• [TASK INSTRUCTIONS] Search the data below for the word "caption" and copy each line that holds it.

BEGIN DATASET RECORDS

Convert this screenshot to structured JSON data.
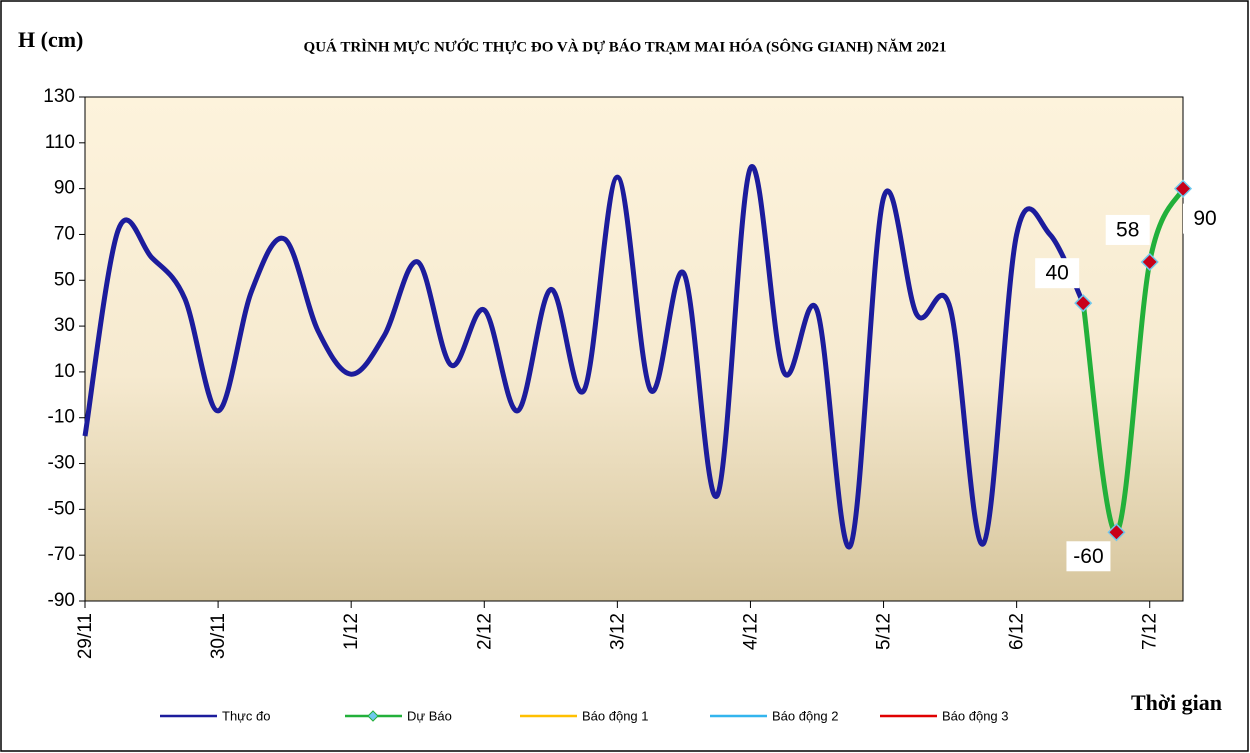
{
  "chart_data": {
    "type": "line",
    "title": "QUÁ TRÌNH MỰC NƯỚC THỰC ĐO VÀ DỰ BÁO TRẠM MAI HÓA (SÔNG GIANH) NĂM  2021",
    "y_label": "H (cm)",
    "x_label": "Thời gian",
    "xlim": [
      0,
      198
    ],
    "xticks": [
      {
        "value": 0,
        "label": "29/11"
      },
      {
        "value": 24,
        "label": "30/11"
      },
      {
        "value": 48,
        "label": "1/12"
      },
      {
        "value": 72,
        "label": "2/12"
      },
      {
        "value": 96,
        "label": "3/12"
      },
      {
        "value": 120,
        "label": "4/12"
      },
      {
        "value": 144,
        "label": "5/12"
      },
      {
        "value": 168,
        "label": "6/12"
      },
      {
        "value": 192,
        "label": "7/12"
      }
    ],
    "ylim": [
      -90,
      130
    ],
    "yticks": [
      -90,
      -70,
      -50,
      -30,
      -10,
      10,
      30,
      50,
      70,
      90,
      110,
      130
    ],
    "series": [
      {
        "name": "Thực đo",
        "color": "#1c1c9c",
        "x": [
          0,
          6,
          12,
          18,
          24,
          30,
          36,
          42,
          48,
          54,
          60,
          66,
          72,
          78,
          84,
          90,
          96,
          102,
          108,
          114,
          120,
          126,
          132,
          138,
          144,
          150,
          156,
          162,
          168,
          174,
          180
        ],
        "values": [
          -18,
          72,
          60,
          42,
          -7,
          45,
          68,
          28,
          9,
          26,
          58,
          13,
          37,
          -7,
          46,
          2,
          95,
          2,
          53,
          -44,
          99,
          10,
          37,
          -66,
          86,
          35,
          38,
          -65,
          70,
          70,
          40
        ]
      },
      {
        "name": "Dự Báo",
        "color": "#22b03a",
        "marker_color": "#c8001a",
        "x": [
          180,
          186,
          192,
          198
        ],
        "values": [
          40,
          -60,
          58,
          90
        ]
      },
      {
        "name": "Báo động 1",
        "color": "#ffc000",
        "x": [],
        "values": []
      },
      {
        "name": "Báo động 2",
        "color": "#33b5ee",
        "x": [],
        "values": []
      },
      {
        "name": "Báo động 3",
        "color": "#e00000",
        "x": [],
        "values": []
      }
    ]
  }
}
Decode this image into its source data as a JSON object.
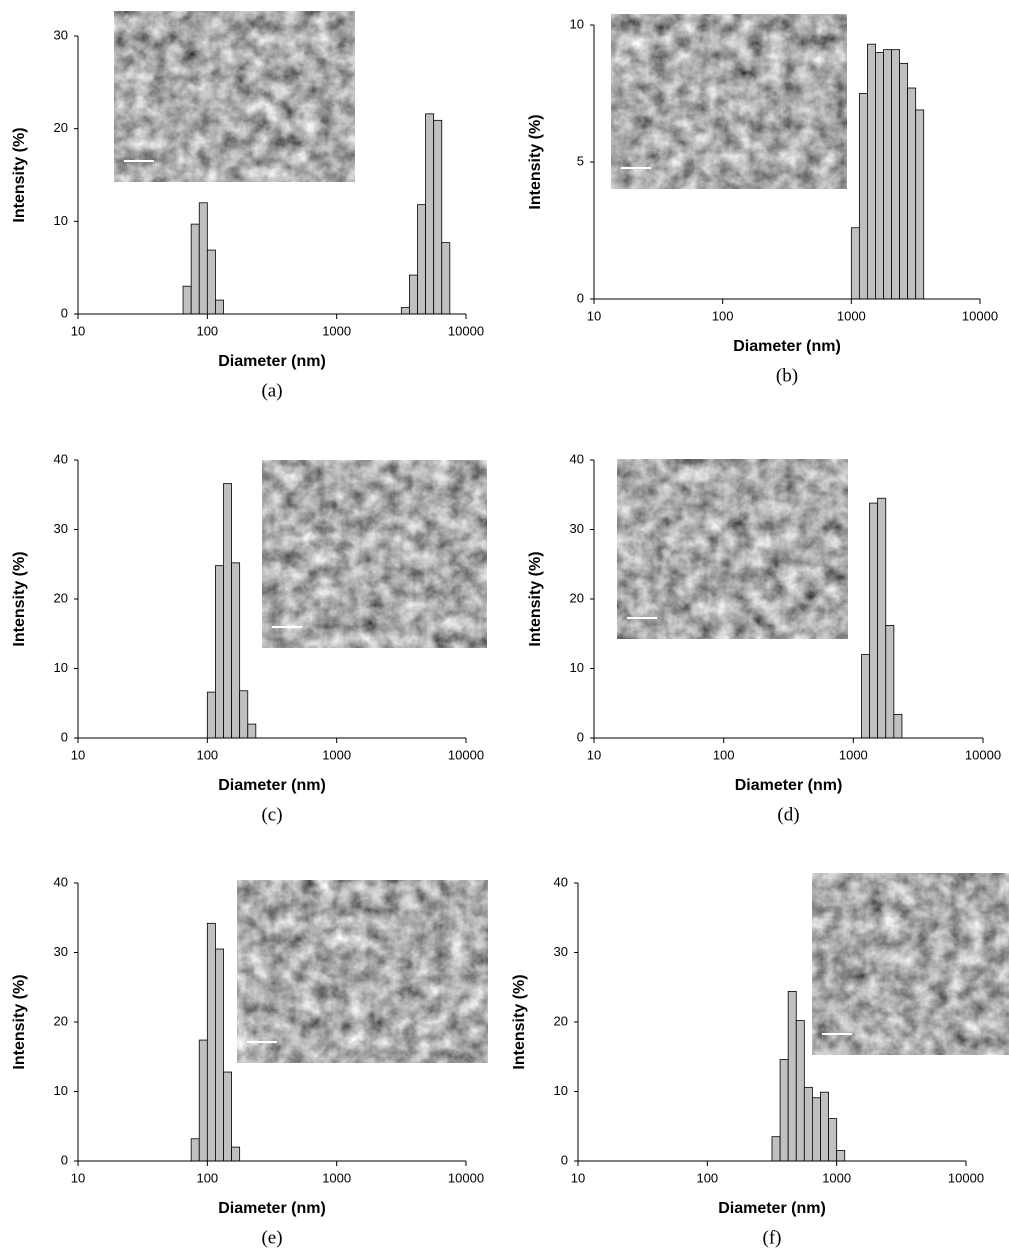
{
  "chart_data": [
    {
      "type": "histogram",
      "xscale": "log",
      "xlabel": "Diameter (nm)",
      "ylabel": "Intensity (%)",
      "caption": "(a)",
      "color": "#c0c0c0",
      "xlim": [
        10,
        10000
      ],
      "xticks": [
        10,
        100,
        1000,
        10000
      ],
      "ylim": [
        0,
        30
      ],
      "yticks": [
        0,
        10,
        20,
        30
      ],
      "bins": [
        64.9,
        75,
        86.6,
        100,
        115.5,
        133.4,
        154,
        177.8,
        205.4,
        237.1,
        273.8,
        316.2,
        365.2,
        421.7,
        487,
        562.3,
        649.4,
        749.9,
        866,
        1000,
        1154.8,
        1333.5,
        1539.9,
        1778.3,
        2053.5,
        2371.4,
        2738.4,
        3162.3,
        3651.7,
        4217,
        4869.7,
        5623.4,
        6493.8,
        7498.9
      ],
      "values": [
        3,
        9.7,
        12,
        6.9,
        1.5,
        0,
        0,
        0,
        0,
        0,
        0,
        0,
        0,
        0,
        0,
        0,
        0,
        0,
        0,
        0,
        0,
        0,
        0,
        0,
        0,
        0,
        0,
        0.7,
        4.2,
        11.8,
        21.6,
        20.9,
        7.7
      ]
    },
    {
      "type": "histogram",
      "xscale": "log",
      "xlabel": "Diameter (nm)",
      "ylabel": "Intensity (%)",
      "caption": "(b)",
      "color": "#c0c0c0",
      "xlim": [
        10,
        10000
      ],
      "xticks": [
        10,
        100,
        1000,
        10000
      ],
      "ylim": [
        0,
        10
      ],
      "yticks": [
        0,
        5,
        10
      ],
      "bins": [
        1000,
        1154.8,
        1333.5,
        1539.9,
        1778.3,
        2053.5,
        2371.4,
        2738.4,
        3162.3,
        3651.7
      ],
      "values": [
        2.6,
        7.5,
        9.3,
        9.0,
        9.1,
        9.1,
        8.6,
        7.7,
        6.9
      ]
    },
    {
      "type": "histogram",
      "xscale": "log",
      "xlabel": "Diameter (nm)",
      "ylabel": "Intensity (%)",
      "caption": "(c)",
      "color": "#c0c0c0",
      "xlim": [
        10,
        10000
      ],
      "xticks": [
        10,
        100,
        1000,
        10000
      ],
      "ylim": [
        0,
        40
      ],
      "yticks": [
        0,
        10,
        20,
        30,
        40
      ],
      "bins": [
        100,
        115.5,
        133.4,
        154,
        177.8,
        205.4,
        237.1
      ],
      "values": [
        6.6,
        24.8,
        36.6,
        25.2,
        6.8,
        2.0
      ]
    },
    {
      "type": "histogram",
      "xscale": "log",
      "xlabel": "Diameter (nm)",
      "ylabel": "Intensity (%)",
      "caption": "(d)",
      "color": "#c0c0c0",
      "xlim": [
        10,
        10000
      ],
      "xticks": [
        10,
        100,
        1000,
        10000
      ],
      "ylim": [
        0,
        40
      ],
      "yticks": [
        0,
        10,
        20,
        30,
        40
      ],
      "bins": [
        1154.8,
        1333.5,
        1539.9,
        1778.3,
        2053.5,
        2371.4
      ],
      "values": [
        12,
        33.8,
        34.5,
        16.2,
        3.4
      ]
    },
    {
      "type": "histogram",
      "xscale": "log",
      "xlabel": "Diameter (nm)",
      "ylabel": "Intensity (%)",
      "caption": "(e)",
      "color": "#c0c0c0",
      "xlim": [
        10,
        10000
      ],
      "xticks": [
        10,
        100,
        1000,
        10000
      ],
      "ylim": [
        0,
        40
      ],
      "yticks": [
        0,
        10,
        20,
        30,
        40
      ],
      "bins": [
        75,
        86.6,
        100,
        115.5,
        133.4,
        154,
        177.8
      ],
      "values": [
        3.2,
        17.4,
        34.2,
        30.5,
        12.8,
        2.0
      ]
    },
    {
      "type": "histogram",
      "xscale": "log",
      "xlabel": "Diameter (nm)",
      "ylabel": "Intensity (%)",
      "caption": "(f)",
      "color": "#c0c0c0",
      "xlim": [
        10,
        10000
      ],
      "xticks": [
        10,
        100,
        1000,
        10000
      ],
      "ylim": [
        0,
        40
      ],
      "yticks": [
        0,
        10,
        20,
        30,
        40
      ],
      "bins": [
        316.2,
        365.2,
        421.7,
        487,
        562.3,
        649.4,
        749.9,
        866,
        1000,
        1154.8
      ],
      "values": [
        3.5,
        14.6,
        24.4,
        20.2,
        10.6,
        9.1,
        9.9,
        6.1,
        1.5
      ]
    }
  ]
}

END DATASET RECORDS

• [EXERCISE OUTPUT]
      "caption": "(a)",
      "caption": "(b)",
      "caption": "(c)",
      "caption": "(d)",
      "caption": "(e)",
      "caption": "(f)",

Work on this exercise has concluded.